§ EXERCISE OBJECTIVE:
A faithful copy of every record is needed here. Images must not appear in it.

===

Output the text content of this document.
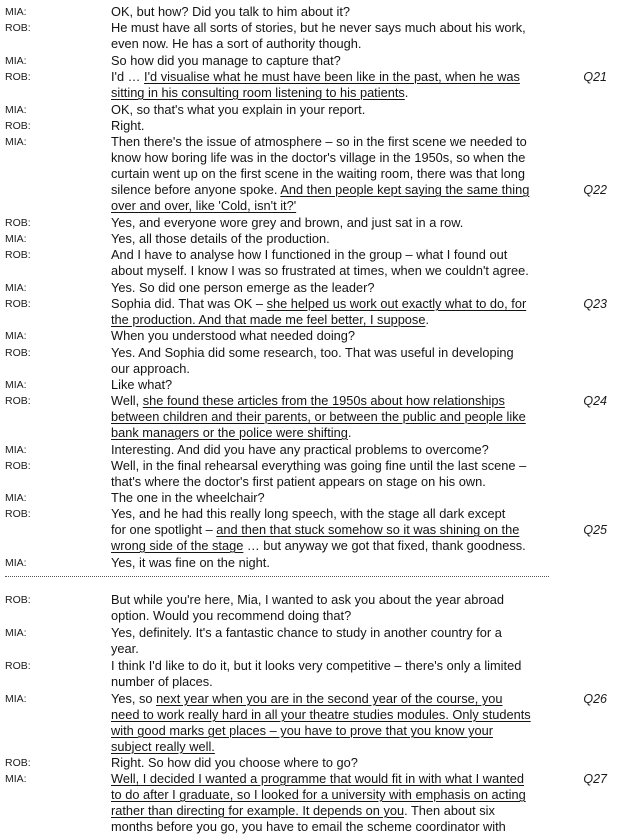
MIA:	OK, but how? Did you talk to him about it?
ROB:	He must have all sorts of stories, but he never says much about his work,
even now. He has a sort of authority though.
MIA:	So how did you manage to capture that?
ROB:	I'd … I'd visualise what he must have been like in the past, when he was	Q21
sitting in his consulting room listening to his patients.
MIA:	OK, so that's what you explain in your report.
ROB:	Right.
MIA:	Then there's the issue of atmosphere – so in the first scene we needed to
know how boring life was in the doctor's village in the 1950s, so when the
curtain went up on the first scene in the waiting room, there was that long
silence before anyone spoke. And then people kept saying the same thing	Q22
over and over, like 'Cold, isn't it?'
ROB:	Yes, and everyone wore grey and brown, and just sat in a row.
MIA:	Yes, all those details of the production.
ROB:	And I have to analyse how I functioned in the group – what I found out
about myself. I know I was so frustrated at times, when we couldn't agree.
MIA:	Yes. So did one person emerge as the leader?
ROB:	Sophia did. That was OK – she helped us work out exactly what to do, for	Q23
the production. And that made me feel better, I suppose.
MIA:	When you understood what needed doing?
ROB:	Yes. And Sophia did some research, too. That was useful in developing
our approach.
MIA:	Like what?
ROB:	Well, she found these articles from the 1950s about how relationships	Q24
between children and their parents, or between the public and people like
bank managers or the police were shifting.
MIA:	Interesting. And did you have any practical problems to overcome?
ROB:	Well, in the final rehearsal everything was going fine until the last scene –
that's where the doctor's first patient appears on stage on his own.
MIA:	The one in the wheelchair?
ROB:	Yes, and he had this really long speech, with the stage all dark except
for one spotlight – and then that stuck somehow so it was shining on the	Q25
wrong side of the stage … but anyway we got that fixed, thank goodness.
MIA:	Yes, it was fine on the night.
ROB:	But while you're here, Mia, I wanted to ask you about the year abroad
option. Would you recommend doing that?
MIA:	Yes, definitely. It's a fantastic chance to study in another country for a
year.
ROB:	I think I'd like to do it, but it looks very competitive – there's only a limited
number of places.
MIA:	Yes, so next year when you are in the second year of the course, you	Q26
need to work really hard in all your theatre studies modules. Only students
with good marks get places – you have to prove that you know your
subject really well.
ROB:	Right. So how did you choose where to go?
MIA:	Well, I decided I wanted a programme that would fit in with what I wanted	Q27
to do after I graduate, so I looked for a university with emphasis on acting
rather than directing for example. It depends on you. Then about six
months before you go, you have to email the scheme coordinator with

===

§ TASK RESULT:
Output the text content of this document.
MIA:	OK, but how? Did you talk to him about it?
ROB:	He must have all sorts of stories, but he never says much about his work,
even now. He has a sort of authority though.
MIA:	So how did you manage to capture that?
ROB:	I'd … I'd visualise what he must have been like in the past, when he was	Q21
sitting in his consulting room listening to his patients.
MIA:	OK, so that's what you explain in your report.
ROB:	Right.
MIA:	Then there's the issue of atmosphere – so in the first scene we needed to
know how boring life was in the doctor's village in the 1950s, so when the
curtain went up on the first scene in the waiting room, there was that long
silence before anyone spoke. And then people kept saying the same thing	Q22
over and over, like 'Cold, isn't it?'
ROB:	Yes, and everyone wore grey and brown, and just sat in a row.
MIA:	Yes, all those details of the production.
ROB:	And I have to analyse how I functioned in the group – what I found out
about myself. I know I was so frustrated at times, when we couldn't agree.
MIA:	Yes. So did one person emerge as the leader?
ROB:	Sophia did. That was OK – she helped us work out exactly what to do, for	Q23
the production. And that made me feel better, I suppose.
MIA:	When you understood what needed doing?
ROB:	Yes. And Sophia did some research, too. That was useful in developing
our approach.
MIA:	Like what?
ROB:	Well, she found these articles from the 1950s about how relationships	Q24
between children and their parents, or between the public and people like
bank managers or the police were shifting.
MIA:	Interesting. And did you have any practical problems to overcome?
ROB:	Well, in the final rehearsal everything was going fine until the last scene –
that's where the doctor's first patient appears on stage on his own.
MIA:	The one in the wheelchair?
ROB:	Yes, and he had this really long speech, with the stage all dark except
for one spotlight – and then that stuck somehow so it was shining on the	Q25
wrong side of the stage … but anyway we got that fixed, thank goodness.
MIA:	Yes, it was fine on the night.
ROB:	But while you're here, Mia, I wanted to ask you about the year abroad
option. Would you recommend doing that?
MIA:	Yes, definitely. It's a fantastic chance to study in another country for a
year.
ROB:	I think I'd like to do it, but it looks very competitive – there's only a limited
number of places.
MIA:	Yes, so next year when you are in the second year of the course, you	Q26
need to work really hard in all your theatre studies modules. Only students
with good marks get places – you have to prove that you know your
subject really well.
ROB:	Right. So how did you choose where to go?
MIA:	Well, I decided I wanted a programme that would fit in with what I wanted	Q27
to do after I graduate, so I looked for a university with emphasis on acting
rather than directing for example. It depends on you. Then about six
months before you go, you have to email the scheme coordinator with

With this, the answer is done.